» OBJECTIVE: The exercise asks for every line of the data to be reproduced exactly.

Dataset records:
════════════════
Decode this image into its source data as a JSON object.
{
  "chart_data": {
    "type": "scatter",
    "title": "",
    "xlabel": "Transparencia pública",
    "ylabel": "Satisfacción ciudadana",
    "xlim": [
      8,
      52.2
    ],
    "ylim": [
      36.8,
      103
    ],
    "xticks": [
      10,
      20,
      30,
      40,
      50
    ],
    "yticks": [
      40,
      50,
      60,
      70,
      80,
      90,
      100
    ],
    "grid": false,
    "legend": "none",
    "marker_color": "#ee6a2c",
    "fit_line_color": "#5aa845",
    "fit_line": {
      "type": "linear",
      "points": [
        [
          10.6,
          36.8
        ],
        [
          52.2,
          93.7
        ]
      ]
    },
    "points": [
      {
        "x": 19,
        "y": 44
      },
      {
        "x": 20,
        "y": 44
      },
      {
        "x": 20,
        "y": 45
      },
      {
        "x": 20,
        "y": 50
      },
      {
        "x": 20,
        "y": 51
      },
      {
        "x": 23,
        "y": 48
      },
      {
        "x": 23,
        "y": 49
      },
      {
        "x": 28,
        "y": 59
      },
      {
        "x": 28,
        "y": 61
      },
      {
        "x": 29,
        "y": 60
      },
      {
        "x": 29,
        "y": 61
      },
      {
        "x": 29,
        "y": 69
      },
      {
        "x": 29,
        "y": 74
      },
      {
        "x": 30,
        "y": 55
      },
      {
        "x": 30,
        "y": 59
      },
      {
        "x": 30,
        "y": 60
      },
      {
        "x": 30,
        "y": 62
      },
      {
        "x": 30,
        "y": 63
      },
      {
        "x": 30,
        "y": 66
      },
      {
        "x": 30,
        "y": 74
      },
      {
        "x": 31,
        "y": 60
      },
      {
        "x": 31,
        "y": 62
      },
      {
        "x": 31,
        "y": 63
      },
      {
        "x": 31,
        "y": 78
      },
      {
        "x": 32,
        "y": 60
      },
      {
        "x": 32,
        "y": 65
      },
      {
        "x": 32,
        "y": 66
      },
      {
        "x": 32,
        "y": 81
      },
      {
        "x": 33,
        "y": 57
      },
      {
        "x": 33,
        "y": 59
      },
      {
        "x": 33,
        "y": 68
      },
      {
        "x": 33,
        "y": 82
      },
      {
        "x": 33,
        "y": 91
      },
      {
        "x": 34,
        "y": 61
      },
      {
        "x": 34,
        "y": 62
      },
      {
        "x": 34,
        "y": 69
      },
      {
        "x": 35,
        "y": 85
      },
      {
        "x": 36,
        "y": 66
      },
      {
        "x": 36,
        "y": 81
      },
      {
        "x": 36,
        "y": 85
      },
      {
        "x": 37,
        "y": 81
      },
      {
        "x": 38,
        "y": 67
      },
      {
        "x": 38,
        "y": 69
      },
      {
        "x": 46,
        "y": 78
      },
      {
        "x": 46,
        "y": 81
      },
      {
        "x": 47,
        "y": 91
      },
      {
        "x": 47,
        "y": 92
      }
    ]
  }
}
════════════════
» WRITTEN REPLY:
Decode this image into its source data as a JSON object.
{
  "chart_data": {
    "type": "scatter",
    "title": "",
    "xlabel": "Transparencia pública",
    "ylabel": "Satisfacción ciudadana",
    "xlim": [
      8,
      52.2
    ],
    "ylim": [
      36.8,
      103
    ],
    "xticks": [
      10,
      20,
      30,
      40,
      50
    ],
    "yticks": [
      40,
      50,
      60,
      70,
      80,
      90,
      100
    ],
    "grid": false,
    "legend": "none",
    "marker_color": "#ee6a2c",
    "fit_line_color": "#5aa845",
    "fit_line": {
      "type": "linear",
      "points": [
        [
          10.6,
          36.8
        ],
        [
          52.2,
          93.7
        ]
      ]
    },
    "points": [
      {
        "x": 19,
        "y": 44
      },
      {
        "x": 20,
        "y": 44
      },
      {
        "x": 20,
        "y": 45
      },
      {
        "x": 20,
        "y": 50
      },
      {
        "x": 20,
        "y": 51
      },
      {
        "x": 23,
        "y": 48
      },
      {
        "x": 23,
        "y": 49
      },
      {
        "x": 28,
        "y": 59
      },
      {
        "x": 28,
        "y": 61
      },
      {
        "x": 29,
        "y": 60
      },
      {
        "x": 29,
        "y": 61
      },
      {
        "x": 29,
        "y": 69
      },
      {
        "x": 29,
        "y": 74
      },
      {
        "x": 30,
        "y": 55
      },
      {
        "x": 30,
        "y": 59
      },
      {
        "x": 30,
        "y": 60
      },
      {
        "x": 30,
        "y": 62
      },
      {
        "x": 30,
        "y": 63
      },
      {
        "x": 30,
        "y": 66
      },
      {
        "x": 30,
        "y": 74
      },
      {
        "x": 31,
        "y": 60
      },
      {
        "x": 31,
        "y": 62
      },
      {
        "x": 31,
        "y": 63
      },
      {
        "x": 31,
        "y": 78
      },
      {
        "x": 32,
        "y": 60
      },
      {
        "x": 32,
        "y": 65
      },
      {
        "x": 32,
        "y": 66
      },
      {
        "x": 32,
        "y": 81
      },
      {
        "x": 33,
        "y": 57
      },
      {
        "x": 33,
        "y": 59
      },
      {
        "x": 33,
        "y": 68
      },
      {
        "x": 33,
        "y": 82
      },
      {
        "x": 33,
        "y": 91
      },
      {
        "x": 34,
        "y": 61
      },
      {
        "x": 34,
        "y": 62
      },
      {
        "x": 34,
        "y": 69
      },
      {
        "x": 35,
        "y": 85
      },
      {
        "x": 36,
        "y": 66
      },
      {
        "x": 36,
        "y": 81
      },
      {
        "x": 36,
        "y": 85
      },
      {
        "x": 37,
        "y": 81
      },
      {
        "x": 38,
        "y": 67
      },
      {
        "x": 38,
        "y": 69
      },
      {
        "x": 46,
        "y": 78
      },
      {
        "x": 46,
        "y": 81
      },
      {
        "x": 47,
        "y": 91
      },
      {
        "x": 47,
        "y": 92
      }
    ]
  }
}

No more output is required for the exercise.